- Prompt
Filter the records below down to lines containing "Divya".

Stored entries
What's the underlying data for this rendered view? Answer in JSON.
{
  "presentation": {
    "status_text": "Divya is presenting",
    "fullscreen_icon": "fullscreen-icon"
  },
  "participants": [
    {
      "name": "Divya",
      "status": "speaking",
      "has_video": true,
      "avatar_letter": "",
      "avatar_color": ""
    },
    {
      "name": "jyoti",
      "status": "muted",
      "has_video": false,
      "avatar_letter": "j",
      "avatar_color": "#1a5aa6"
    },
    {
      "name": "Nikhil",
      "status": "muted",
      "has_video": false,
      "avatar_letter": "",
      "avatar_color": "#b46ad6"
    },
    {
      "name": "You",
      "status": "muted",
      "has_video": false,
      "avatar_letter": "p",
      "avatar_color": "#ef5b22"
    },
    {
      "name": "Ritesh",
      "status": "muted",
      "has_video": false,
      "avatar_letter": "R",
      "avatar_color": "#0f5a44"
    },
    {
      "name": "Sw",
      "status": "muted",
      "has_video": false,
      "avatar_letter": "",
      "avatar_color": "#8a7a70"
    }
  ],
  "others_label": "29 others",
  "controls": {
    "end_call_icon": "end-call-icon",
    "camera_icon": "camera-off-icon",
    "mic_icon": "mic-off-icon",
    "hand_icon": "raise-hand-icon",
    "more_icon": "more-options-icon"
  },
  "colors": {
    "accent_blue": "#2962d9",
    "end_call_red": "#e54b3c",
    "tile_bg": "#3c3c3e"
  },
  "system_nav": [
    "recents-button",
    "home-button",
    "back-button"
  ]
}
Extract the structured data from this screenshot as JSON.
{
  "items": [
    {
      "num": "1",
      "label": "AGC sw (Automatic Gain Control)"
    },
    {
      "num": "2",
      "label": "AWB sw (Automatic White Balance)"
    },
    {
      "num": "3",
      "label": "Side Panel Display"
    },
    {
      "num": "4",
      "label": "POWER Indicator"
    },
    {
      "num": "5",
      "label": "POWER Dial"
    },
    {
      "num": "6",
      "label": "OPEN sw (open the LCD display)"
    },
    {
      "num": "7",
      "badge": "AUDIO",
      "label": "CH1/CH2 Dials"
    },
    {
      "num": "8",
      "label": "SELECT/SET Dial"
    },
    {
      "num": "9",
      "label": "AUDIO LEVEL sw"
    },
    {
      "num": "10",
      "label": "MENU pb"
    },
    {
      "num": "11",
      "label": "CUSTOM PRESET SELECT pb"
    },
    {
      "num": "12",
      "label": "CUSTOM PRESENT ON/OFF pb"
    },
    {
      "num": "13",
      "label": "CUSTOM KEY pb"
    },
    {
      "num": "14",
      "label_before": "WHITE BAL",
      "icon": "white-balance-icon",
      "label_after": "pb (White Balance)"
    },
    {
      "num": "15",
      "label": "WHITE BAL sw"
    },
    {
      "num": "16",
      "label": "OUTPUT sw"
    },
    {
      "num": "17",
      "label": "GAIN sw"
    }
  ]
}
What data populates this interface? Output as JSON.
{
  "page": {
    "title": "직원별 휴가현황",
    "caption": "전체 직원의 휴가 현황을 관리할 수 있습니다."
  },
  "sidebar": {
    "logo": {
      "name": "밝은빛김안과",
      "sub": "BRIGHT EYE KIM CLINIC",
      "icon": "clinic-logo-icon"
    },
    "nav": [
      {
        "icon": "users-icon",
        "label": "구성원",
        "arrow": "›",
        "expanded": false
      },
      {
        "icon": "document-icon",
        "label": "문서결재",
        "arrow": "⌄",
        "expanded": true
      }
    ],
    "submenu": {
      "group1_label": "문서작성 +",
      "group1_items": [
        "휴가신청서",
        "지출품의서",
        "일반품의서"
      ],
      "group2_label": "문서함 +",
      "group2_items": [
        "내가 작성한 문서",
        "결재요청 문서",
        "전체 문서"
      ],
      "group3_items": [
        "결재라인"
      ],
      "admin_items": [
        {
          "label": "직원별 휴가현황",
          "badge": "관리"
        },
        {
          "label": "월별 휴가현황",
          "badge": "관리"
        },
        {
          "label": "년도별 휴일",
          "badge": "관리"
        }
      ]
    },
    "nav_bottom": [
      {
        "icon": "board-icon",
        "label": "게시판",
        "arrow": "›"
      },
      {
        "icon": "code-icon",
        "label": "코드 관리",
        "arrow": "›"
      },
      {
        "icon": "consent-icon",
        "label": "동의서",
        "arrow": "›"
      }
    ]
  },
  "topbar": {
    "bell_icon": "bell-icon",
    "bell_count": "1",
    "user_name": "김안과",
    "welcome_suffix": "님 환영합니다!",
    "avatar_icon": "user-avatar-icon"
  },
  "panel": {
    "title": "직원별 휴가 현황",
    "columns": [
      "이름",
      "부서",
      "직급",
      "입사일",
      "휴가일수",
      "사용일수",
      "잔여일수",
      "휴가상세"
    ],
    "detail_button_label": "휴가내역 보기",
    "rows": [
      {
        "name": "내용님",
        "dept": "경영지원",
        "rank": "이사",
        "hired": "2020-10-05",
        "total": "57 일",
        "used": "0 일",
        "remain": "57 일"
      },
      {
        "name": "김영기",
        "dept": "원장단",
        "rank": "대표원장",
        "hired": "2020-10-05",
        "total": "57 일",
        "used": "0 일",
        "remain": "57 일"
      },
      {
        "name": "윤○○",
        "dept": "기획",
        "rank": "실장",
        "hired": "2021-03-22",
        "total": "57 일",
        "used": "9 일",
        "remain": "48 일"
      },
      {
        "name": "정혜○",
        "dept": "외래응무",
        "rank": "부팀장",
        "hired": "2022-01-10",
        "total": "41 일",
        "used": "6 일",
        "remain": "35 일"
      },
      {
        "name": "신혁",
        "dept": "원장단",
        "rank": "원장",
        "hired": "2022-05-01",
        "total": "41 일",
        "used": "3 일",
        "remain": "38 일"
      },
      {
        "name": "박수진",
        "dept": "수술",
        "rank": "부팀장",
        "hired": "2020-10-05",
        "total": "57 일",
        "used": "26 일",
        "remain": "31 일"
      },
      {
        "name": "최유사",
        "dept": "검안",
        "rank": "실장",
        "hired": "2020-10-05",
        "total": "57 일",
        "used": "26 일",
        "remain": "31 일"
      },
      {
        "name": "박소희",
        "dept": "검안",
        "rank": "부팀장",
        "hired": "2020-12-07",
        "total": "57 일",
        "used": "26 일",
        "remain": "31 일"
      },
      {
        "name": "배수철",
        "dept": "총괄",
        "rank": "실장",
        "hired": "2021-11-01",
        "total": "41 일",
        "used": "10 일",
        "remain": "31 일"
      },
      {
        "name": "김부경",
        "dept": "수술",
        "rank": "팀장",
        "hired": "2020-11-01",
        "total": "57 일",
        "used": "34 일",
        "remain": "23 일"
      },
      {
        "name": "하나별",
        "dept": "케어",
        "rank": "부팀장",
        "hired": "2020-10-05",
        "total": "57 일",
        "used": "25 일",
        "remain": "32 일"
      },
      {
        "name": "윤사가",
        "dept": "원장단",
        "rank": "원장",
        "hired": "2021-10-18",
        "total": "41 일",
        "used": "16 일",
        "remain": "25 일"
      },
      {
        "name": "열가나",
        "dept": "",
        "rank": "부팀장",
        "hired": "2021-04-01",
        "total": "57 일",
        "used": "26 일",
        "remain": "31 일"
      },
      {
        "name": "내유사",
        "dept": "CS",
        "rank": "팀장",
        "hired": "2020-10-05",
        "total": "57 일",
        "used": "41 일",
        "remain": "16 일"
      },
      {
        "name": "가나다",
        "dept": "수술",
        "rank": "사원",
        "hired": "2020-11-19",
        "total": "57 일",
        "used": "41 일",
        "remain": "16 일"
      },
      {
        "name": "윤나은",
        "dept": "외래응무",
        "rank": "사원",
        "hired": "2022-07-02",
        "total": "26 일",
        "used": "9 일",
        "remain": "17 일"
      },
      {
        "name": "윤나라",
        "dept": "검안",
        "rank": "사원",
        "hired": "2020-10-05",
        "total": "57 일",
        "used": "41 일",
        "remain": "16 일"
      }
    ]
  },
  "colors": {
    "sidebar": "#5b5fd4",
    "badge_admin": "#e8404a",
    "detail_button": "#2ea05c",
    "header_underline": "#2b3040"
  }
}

- Solution below
    "status_text": "Divya is presenting",
      "name": "Divya",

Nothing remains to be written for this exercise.